REQUIRED WORK -
Using the material below, copy every line where "Bluetooth" appears.

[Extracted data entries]
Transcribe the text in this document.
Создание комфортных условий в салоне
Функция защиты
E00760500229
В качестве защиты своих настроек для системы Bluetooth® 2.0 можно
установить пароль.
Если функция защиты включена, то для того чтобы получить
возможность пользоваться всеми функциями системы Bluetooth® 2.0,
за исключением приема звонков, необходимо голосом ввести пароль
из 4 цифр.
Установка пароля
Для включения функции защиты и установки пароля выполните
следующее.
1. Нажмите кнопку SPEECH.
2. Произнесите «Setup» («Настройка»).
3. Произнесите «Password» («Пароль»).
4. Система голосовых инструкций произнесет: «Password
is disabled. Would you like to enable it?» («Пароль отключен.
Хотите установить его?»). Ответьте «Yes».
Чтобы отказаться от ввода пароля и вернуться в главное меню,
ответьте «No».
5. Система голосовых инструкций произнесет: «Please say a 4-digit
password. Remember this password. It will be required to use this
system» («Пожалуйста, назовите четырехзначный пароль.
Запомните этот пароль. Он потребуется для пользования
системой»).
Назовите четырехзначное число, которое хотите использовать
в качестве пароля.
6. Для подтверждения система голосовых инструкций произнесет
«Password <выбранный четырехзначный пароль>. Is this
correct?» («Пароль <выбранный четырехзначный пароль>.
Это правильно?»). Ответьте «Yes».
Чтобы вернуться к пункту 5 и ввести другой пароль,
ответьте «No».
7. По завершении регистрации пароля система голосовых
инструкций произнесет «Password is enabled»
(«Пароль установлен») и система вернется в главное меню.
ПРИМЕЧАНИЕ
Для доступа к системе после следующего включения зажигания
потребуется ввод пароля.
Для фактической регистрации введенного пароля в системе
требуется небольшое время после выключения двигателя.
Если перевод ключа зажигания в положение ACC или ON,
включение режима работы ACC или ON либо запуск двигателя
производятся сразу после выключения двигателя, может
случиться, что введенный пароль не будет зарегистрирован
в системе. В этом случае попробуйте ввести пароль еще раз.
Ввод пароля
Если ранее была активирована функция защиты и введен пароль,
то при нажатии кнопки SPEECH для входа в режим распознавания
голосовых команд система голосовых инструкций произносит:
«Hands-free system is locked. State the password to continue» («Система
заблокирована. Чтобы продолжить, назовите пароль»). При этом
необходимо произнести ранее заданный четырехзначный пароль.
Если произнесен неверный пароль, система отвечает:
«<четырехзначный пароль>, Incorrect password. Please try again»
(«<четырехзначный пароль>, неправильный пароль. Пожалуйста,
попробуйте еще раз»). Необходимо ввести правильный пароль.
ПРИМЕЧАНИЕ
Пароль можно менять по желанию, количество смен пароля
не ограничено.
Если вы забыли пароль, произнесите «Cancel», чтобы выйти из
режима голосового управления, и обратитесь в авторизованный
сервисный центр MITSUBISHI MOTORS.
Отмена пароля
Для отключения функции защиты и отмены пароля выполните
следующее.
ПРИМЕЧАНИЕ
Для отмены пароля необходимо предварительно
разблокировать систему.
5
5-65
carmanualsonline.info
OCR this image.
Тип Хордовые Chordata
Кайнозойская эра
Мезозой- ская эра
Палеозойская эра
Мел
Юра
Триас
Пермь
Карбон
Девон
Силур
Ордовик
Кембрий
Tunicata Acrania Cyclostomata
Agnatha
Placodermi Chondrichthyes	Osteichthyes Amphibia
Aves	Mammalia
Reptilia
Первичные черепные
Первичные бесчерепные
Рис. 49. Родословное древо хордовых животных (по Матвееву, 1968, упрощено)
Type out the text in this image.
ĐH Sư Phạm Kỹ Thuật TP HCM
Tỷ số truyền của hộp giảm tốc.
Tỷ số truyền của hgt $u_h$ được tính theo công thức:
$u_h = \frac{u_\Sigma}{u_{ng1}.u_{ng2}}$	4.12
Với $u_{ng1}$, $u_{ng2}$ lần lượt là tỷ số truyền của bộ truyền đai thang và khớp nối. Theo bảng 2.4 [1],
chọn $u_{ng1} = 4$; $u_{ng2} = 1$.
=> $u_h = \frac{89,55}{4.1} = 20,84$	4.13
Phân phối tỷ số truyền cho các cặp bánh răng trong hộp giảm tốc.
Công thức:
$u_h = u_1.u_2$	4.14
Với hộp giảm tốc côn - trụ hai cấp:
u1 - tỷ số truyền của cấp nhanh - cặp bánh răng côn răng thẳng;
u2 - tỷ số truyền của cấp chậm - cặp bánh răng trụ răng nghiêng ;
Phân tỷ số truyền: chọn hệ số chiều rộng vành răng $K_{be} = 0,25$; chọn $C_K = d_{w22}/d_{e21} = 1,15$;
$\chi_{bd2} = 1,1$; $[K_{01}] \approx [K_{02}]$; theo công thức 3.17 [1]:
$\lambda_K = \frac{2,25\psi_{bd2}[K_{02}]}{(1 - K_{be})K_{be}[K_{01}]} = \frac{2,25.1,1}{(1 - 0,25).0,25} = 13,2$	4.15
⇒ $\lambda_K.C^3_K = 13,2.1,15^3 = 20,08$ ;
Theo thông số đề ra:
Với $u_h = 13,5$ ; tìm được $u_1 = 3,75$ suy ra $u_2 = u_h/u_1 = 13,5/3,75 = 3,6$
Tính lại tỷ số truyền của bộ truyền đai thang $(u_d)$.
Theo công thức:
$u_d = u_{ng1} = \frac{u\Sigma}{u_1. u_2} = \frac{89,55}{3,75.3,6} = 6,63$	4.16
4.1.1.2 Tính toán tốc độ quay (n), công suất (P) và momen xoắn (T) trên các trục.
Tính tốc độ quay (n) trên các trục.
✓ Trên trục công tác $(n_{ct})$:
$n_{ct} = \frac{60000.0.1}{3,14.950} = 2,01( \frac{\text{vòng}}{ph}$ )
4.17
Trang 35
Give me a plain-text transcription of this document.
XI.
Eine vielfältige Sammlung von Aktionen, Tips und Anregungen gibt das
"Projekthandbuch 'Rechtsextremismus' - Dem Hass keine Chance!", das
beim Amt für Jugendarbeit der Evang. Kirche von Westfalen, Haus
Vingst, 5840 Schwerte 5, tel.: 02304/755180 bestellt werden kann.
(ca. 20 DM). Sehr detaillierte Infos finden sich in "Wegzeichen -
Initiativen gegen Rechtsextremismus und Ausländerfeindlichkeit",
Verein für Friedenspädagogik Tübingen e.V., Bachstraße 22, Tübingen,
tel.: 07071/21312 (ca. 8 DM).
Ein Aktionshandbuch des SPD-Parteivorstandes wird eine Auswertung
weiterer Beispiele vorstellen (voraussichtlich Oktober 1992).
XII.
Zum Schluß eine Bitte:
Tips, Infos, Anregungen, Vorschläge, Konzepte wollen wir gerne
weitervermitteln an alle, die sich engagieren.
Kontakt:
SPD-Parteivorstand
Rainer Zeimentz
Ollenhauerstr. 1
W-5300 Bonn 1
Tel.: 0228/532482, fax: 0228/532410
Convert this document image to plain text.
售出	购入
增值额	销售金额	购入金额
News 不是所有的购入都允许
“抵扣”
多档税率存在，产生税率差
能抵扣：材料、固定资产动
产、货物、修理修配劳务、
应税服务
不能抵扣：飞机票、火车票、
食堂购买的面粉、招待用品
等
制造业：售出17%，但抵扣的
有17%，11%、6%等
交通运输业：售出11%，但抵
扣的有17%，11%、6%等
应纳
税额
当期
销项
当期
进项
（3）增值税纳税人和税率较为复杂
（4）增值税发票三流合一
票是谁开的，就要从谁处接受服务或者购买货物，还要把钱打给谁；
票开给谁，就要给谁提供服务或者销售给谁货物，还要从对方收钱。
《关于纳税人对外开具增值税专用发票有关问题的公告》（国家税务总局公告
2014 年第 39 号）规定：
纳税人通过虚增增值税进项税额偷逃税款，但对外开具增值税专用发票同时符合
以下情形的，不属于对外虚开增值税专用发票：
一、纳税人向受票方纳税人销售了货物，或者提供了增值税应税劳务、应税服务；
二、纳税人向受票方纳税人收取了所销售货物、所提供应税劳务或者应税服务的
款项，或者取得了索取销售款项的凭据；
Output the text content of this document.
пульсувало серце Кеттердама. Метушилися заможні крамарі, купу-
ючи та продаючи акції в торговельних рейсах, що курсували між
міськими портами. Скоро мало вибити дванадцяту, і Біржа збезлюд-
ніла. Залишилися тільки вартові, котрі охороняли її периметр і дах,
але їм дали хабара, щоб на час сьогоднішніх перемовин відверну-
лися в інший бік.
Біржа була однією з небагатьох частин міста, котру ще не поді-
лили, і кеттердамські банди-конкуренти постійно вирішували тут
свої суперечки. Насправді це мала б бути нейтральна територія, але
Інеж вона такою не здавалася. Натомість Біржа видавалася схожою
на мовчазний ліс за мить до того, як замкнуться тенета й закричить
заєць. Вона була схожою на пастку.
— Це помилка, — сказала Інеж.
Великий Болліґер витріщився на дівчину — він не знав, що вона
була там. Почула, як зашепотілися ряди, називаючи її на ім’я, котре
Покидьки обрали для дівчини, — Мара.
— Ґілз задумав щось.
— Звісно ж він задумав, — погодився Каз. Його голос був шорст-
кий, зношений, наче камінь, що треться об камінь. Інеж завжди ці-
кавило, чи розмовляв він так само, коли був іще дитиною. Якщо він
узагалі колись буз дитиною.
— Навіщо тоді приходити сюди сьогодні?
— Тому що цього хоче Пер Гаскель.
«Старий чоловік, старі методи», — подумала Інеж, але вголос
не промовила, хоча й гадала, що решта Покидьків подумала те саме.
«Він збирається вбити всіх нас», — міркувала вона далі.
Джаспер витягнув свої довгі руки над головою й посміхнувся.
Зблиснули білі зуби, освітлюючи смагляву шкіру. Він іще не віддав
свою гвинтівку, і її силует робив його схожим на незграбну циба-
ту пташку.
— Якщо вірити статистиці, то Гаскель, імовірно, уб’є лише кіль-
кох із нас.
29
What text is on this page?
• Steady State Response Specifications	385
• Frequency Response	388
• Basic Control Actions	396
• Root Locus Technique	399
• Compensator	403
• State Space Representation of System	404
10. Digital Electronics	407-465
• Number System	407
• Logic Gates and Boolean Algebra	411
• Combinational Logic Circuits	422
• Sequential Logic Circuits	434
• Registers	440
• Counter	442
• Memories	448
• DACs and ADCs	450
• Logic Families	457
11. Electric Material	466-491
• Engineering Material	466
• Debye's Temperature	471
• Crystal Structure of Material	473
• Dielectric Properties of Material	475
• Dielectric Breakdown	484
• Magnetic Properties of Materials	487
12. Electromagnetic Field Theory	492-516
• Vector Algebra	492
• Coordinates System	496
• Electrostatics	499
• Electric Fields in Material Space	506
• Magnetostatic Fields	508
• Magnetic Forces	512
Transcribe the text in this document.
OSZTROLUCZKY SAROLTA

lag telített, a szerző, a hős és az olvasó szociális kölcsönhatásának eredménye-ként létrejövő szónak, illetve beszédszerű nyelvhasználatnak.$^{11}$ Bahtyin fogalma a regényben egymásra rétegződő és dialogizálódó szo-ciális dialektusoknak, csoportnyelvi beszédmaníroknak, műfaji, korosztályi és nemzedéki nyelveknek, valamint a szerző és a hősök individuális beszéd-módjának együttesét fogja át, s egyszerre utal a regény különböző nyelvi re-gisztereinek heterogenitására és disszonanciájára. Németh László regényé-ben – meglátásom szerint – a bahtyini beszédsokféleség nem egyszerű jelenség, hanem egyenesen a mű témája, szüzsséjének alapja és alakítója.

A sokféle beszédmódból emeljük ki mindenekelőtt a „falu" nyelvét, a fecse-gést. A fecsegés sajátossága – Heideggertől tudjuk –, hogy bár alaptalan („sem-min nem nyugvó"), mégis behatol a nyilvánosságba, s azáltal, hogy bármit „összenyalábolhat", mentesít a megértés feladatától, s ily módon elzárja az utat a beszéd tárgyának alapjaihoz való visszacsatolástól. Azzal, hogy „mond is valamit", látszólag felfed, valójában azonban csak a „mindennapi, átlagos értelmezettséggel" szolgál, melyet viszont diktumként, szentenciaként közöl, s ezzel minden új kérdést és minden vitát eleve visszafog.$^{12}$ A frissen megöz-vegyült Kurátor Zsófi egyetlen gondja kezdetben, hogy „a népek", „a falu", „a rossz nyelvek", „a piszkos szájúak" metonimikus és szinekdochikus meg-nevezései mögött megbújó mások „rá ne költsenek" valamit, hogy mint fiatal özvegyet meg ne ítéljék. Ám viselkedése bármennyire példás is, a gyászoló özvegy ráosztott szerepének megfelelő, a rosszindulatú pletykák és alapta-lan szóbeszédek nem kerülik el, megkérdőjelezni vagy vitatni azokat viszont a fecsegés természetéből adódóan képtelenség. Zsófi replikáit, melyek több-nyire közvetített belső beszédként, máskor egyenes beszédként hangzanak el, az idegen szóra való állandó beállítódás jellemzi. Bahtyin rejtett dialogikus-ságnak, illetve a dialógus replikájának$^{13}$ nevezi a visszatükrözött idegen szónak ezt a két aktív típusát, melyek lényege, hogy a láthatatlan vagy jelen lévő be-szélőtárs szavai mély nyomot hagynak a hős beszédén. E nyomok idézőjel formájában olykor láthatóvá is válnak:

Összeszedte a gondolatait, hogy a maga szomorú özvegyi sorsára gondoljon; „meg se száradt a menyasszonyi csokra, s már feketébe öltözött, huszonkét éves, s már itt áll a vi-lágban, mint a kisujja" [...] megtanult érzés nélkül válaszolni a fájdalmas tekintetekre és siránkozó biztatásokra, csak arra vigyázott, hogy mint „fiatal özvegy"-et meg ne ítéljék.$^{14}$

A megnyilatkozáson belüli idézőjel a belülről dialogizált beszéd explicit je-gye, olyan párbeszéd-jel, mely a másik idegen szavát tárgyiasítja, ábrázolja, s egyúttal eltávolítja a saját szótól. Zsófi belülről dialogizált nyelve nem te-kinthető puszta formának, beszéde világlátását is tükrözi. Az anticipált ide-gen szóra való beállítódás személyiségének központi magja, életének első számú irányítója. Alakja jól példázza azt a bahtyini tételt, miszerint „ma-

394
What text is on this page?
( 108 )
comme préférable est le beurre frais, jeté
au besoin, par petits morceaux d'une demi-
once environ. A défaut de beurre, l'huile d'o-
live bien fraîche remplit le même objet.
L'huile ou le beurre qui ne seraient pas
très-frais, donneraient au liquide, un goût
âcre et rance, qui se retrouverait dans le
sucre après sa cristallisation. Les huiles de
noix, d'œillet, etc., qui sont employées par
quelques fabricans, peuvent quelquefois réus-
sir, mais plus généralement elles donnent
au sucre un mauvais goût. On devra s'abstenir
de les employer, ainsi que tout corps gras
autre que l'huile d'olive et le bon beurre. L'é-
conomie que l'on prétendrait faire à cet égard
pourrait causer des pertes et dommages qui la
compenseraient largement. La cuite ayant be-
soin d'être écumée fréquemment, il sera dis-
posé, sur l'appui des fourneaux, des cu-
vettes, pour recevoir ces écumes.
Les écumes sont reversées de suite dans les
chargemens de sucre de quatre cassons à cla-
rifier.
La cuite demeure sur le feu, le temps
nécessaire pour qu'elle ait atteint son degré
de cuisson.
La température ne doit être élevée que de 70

WRITTEN ANSWER -
В качестве защиты своих настроек для системы Bluetooth® 2.0 можно
возможность пользоваться всеми функциями системы Bluetooth® 2.0,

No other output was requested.